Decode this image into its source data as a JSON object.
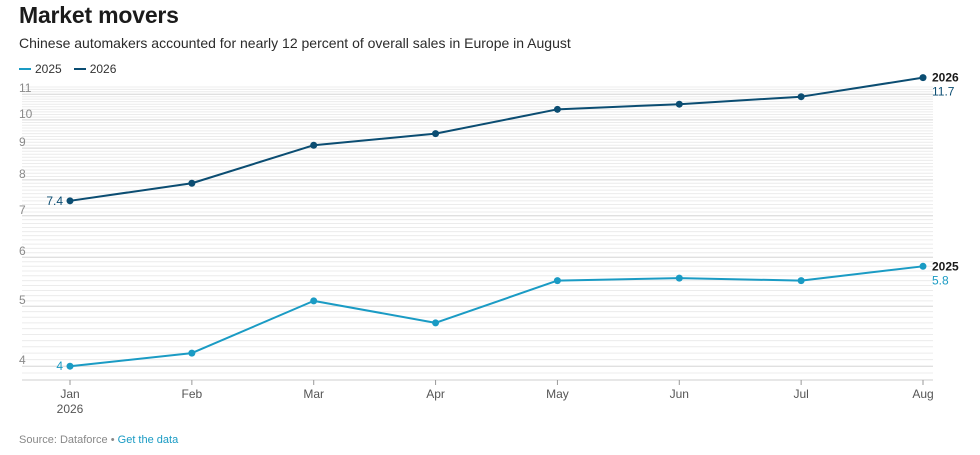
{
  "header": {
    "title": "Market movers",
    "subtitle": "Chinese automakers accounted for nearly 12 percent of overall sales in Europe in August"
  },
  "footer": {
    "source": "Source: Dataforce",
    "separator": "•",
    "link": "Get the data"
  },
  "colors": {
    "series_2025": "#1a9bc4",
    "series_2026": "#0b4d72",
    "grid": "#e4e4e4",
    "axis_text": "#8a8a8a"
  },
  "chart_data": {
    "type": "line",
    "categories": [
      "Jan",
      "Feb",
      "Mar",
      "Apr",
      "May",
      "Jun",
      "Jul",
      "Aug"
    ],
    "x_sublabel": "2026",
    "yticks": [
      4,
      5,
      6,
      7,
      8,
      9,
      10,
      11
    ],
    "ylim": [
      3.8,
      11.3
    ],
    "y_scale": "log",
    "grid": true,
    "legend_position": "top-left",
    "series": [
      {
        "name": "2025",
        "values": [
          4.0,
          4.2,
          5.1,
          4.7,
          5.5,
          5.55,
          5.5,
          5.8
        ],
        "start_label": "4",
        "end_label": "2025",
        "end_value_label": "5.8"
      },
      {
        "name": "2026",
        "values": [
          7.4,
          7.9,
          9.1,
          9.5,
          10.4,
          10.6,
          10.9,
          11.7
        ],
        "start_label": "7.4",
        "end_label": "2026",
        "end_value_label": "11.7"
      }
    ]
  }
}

* _THE REQUEST_: Your copy should hold every record word for word and none of the pictures.

* _TASK RESPONSE_:
Decode this image into its source data as a JSON object.
{
  "header": {
    "title": "Market movers",
    "subtitle": "Chinese automakers accounted for nearly 12 percent of overall sales in Europe in August"
  },
  "footer": {
    "source": "Source: Dataforce",
    "separator": "•",
    "link": "Get the data"
  },
  "colors": {
    "series_2025": "#1a9bc4",
    "series_2026": "#0b4d72",
    "grid": "#e4e4e4",
    "axis_text": "#8a8a8a"
  },
  "chart_data": {
    "type": "line",
    "categories": [
      "Jan",
      "Feb",
      "Mar",
      "Apr",
      "May",
      "Jun",
      "Jul",
      "Aug"
    ],
    "x_sublabel": "2026",
    "yticks": [
      4,
      5,
      6,
      7,
      8,
      9,
      10,
      11
    ],
    "ylim": [
      3.8,
      11.3
    ],
    "y_scale": "log",
    "grid": true,
    "legend_position": "top-left",
    "series": [
      {
        "name": "2025",
        "values": [
          4.0,
          4.2,
          5.1,
          4.7,
          5.5,
          5.55,
          5.5,
          5.8
        ],
        "start_label": "4",
        "end_label": "2025",
        "end_value_label": "5.8"
      },
      {
        "name": "2026",
        "values": [
          7.4,
          7.9,
          9.1,
          9.5,
          10.4,
          10.6,
          10.9,
          11.7
        ],
        "start_label": "7.4",
        "end_label": "2026",
        "end_value_label": "11.7"
      }
    ]
  }
}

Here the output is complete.